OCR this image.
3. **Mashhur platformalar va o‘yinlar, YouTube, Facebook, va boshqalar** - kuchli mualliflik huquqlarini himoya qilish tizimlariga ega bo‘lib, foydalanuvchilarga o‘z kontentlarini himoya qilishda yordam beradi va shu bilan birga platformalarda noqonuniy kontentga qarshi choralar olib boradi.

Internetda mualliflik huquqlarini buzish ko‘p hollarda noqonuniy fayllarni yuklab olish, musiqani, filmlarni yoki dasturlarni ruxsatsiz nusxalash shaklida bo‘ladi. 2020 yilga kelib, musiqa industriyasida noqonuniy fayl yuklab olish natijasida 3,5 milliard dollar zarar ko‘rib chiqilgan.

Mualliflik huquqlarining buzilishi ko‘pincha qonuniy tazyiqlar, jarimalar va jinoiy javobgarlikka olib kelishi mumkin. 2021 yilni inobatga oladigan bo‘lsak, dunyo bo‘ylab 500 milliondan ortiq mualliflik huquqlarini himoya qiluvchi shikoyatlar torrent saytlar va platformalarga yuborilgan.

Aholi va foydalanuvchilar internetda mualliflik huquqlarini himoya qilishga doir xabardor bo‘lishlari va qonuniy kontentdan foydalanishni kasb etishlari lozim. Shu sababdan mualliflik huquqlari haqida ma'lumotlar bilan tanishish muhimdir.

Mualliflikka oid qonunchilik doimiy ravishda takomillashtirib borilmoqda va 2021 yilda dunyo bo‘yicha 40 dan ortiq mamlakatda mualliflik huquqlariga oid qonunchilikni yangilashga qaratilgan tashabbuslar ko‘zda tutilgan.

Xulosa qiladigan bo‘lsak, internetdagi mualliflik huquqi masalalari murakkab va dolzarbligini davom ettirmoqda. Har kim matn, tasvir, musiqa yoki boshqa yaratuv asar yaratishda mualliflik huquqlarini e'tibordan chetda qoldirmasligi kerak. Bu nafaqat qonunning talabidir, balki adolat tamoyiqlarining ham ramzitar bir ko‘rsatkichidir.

---

• [GOAL]
Print all of the data exactly as it was given.

• [ANSWER TO THIS EXERCISE]
OCR this image.
3. **Mashhur platformalar va o‘yinlar, YouTube, Facebook, va boshqalar** - kuchli mualliflik huquqlarini himoya qilish tizimlariga ega bo‘lib, foydalanuvchilarga o‘z kontentlarini himoya qilishda yordam beradi va shu bilan birga platformalarda noqonuniy kontentga qarshi choralar olib boradi.

Internetda mualliflik huquqlarini buzish ko‘p hollarda noqonuniy fayllarni yuklab olish, musiqani, filmlarni yoki dasturlarni ruxsatsiz nusxalash shaklida bo‘ladi. 2020 yilga kelib, musiqa industriyasida noqonuniy fayl yuklab olish natijasida 3,5 milliard dollar zarar ko‘rib chiqilgan.

Mualliflik huquqlarining buzilishi ko‘pincha qonuniy tazyiqlar, jarimalar va jinoiy javobgarlikka olib kelishi mumkin. 2021 yilni inobatga oladigan bo‘lsak, dunyo bo‘ylab 500 milliondan ortiq mualliflik huquqlarini himoya qiluvchi shikoyatlar torrent saytlar va platformalarga yuborilgan.

Aholi va foydalanuvchilar internetda mualliflik huquqlarini himoya qilishga doir xabardor bo‘lishlari va qonuniy kontentdan foydalanishni kasb etishlari lozim. Shu sababdan mualliflik huquqlari haqida ma'lumotlar bilan tanishish muhimdir.

Mualliflikka oid qonunchilik doimiy ravishda takomillashtirib borilmoqda va 2021 yilda dunyo bo‘yicha 40 dan ortiq mamlakatda mualliflik huquqlariga oid qonunchilikni yangilashga qaratilgan tashabbuslar ko‘zda tutilgan.

Xulosa qiladigan bo‘lsak, internetdagi mualliflik huquqi masalalari murakkab va dolzarbligini davom ettirmoqda. Har kim matn, tasvir, musiqa yoki boshqa yaratuv asar yaratishda mualliflik huquqlarini e'tibordan chetda qoldirmasligi kerak. Bu nafaqat qonunning talabidir, balki adolat tamoyiqlarining ham ramzitar bir ko‘rsatkichidir.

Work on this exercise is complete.